§ **RECORDS FOR THIS EXERCISE**:
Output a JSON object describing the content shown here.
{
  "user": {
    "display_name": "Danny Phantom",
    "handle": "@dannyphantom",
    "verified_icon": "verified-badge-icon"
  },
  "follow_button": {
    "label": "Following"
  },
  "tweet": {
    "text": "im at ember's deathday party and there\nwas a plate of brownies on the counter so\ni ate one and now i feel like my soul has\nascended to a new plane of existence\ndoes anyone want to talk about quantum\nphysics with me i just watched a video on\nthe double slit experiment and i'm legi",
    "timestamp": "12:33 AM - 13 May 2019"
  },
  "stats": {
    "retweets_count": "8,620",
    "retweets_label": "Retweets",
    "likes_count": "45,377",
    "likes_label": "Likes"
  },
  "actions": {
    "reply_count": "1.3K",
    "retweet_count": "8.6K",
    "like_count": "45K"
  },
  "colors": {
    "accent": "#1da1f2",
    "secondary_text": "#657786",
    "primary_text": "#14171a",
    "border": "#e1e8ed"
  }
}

§ **EXERCISE INSTRUCTIONS**:
Extract each entry in full, exactly as given.

§ **EXERCISE ANSWER**:
Output a JSON object describing the content shown here.
{
  "user": {
    "display_name": "Danny Phantom",
    "handle": "@dannyphantom",
    "verified_icon": "verified-badge-icon"
  },
  "follow_button": {
    "label": "Following"
  },
  "tweet": {
    "text": "im at ember's deathday party and there\nwas a plate of brownies on the counter so\ni ate one and now i feel like my soul has\nascended to a new plane of existence\ndoes anyone want to talk about quantum\nphysics with me i just watched a video on\nthe double slit experiment and i'm legi",
    "timestamp": "12:33 AM - 13 May 2019"
  },
  "stats": {
    "retweets_count": "8,620",
    "retweets_label": "Retweets",
    "likes_count": "45,377",
    "likes_label": "Likes"
  },
  "actions": {
    "reply_count": "1.3K",
    "retweet_count": "8.6K",
    "like_count": "45K"
  },
  "colors": {
    "accent": "#1da1f2",
    "secondary_text": "#657786",
    "primary_text": "#14171a",
    "border": "#e1e8ed"
  }
}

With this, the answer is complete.